(Stored data)
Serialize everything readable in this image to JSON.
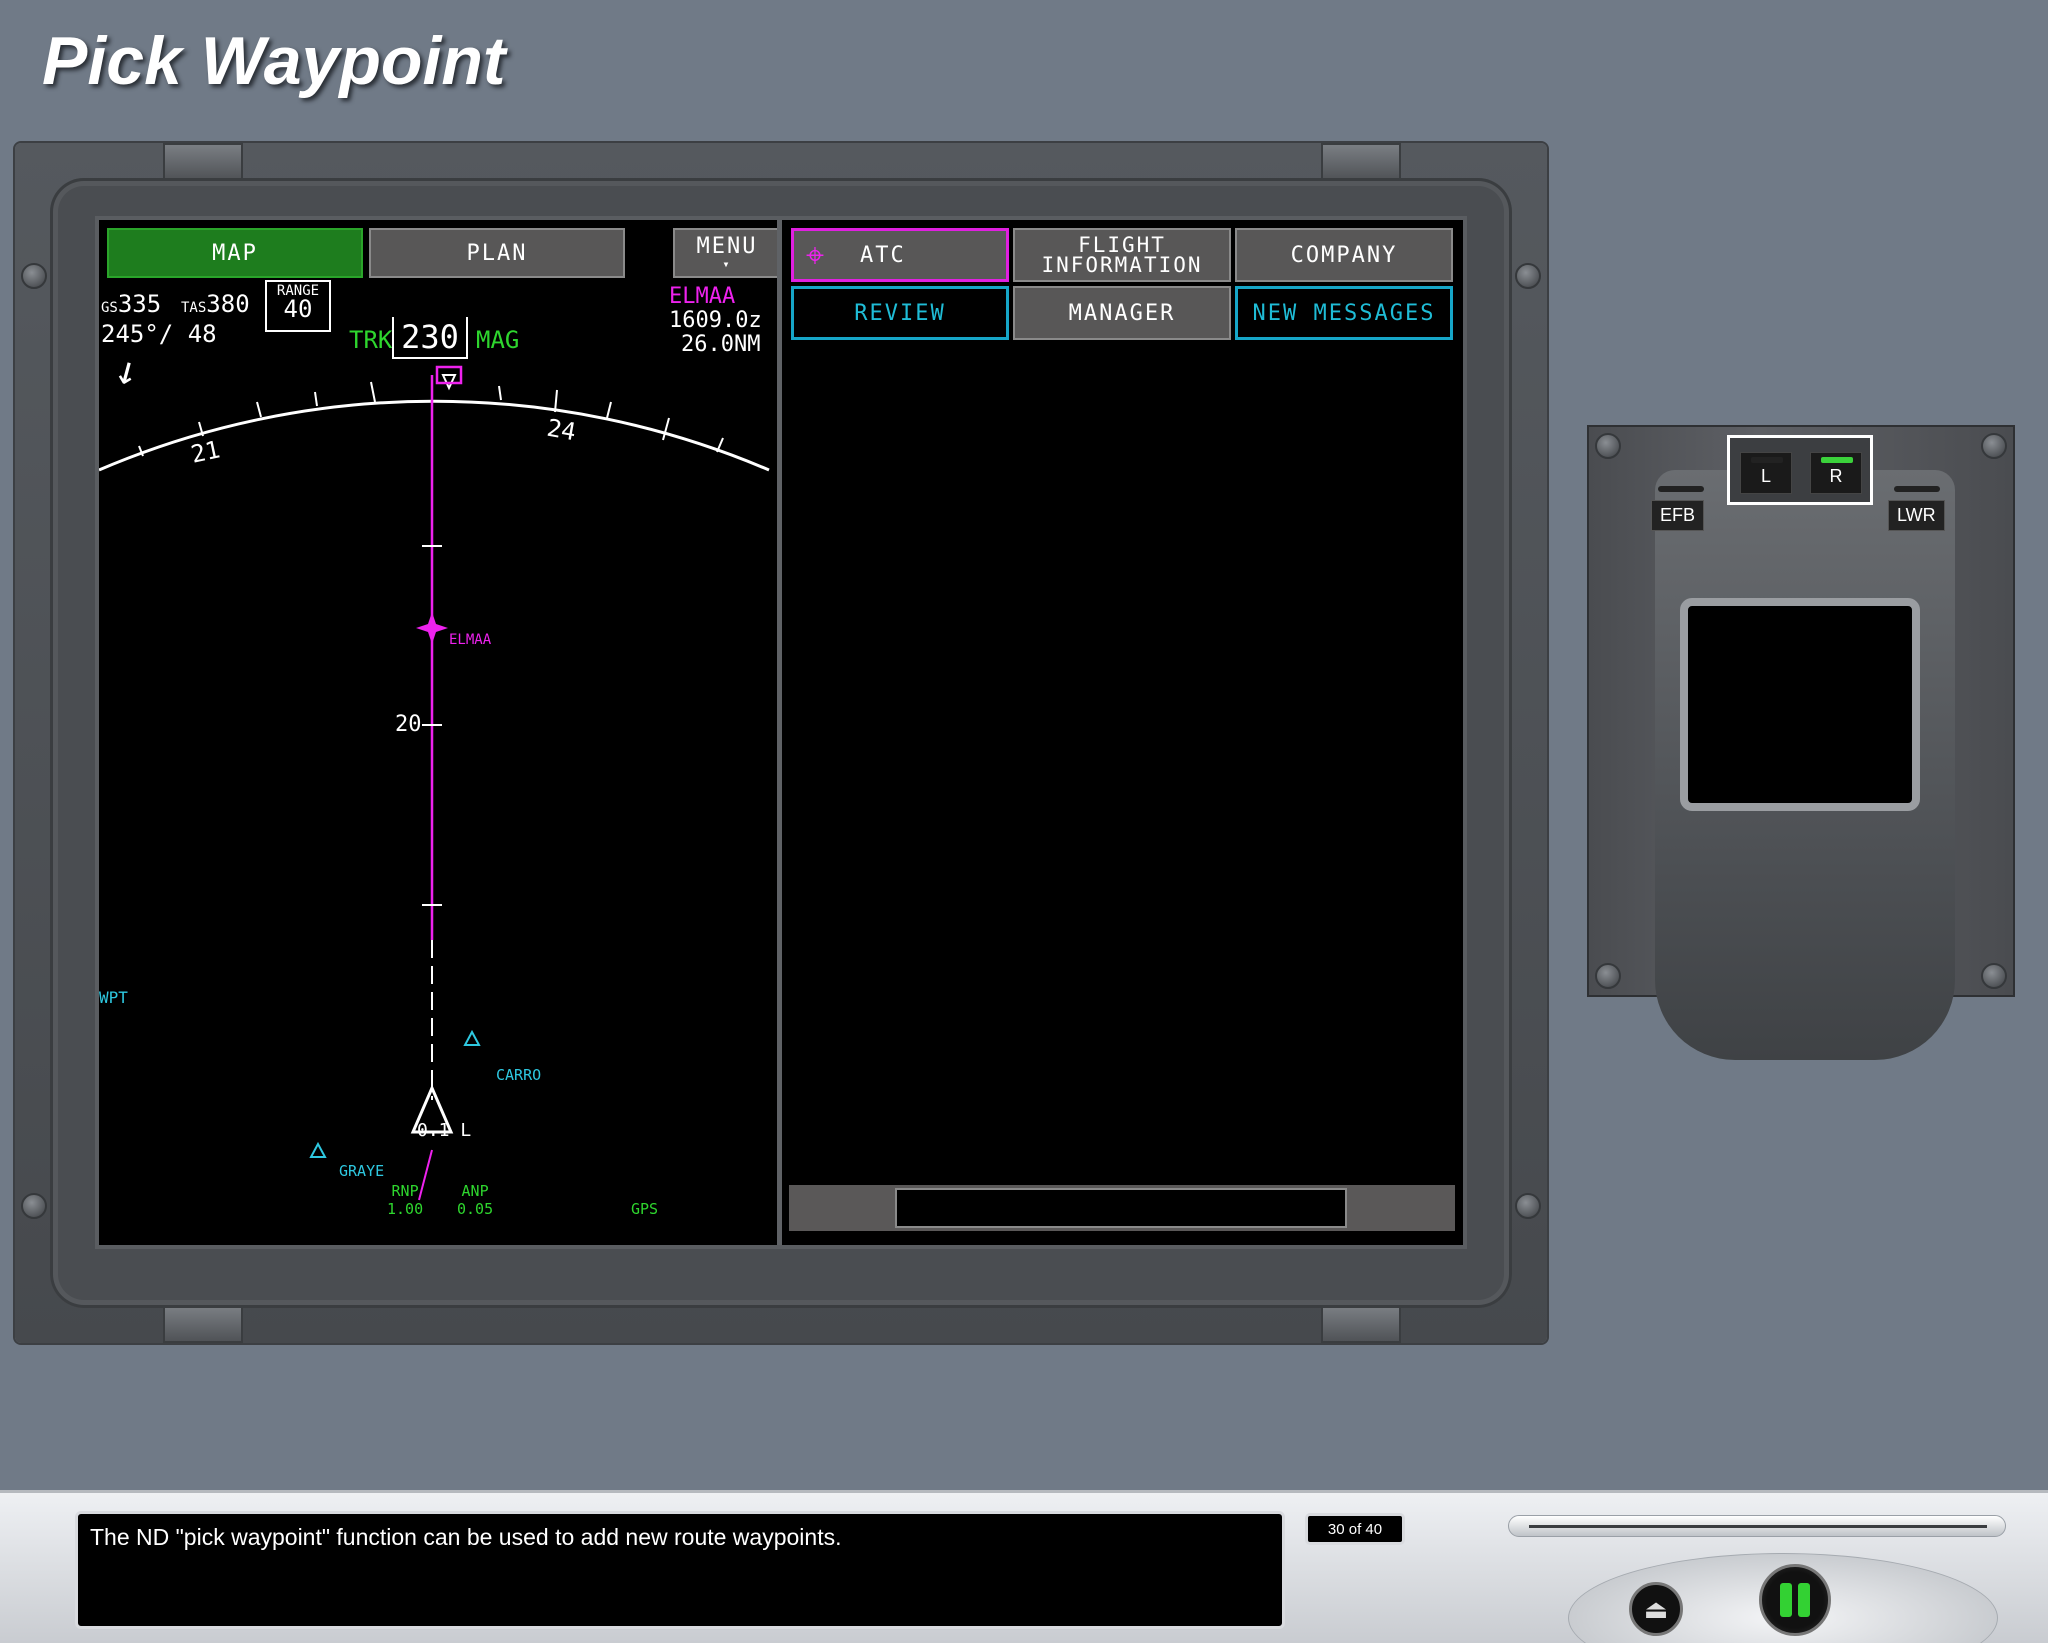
{
  "page": {
    "title": "Pick Waypoint"
  },
  "nd": {
    "tabs": {
      "map": "MAP",
      "plan": "PLAN",
      "menu": "MENU"
    },
    "gs_label": "GS",
    "gs_value": "335",
    "tas_label": "TAS",
    "tas_value": "380",
    "wind": "245°/ 48",
    "range_label": "RANGE",
    "range_value": "40",
    "trk_label": "TRK",
    "heading": "230",
    "mag_label": "MAG",
    "active_wpt": "ELMAA",
    "eta": "1609.0z",
    "dist": "26.0NM",
    "compass": {
      "left": "21",
      "right": "24"
    },
    "route_wpt": "ELMAA",
    "range_mark": "20",
    "wpt_label": "WPT",
    "waypoints": [
      "CARRO",
      "GRAYE"
    ],
    "xtk": "0.1 L",
    "rnp_label": "RNP",
    "rnp_value": "1.00",
    "anp_label": "ANP",
    "anp_value": "0.05",
    "gps": "GPS"
  },
  "dcm": {
    "atc": "ATC",
    "flight_info_1": "FLIGHT",
    "flight_info_2": "INFORMATION",
    "company": "COMPANY",
    "review": "REVIEW",
    "manager": "MANAGER",
    "new_messages": "NEW MESSAGES"
  },
  "panel": {
    "efb": "EFB",
    "lwr": "LWR",
    "left": "L",
    "right": "R"
  },
  "footer": {
    "caption": "The ND \"pick waypoint\" function can be used to add new route waypoints.",
    "counter": "30 of 40"
  }
}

_EXERCISE INSTRUCTIONS_:
Omit the pictures, then quote the rest of the material above exactly.

_SOLVED EXERCISE_:
Serialize everything readable in this image to JSON.
{
  "page": {
    "title": "Pick Waypoint"
  },
  "nd": {
    "tabs": {
      "map": "MAP",
      "plan": "PLAN",
      "menu": "MENU"
    },
    "gs_label": "GS",
    "gs_value": "335",
    "tas_label": "TAS",
    "tas_value": "380",
    "wind": "245°/ 48",
    "range_label": "RANGE",
    "range_value": "40",
    "trk_label": "TRK",
    "heading": "230",
    "mag_label": "MAG",
    "active_wpt": "ELMAA",
    "eta": "1609.0z",
    "dist": "26.0NM",
    "compass": {
      "left": "21",
      "right": "24"
    },
    "route_wpt": "ELMAA",
    "range_mark": "20",
    "wpt_label": "WPT",
    "waypoints": [
      "CARRO",
      "GRAYE"
    ],
    "xtk": "0.1 L",
    "rnp_label": "RNP",
    "rnp_value": "1.00",
    "anp_label": "ANP",
    "anp_value": "0.05",
    "gps": "GPS"
  },
  "dcm": {
    "atc": "ATC",
    "flight_info_1": "FLIGHT",
    "flight_info_2": "INFORMATION",
    "company": "COMPANY",
    "review": "REVIEW",
    "manager": "MANAGER",
    "new_messages": "NEW MESSAGES"
  },
  "panel": {
    "efb": "EFB",
    "lwr": "LWR",
    "left": "L",
    "right": "R"
  },
  "footer": {
    "caption": "The ND \"pick waypoint\" function can be used to add new route waypoints.",
    "counter": "30 of 40"
  }
}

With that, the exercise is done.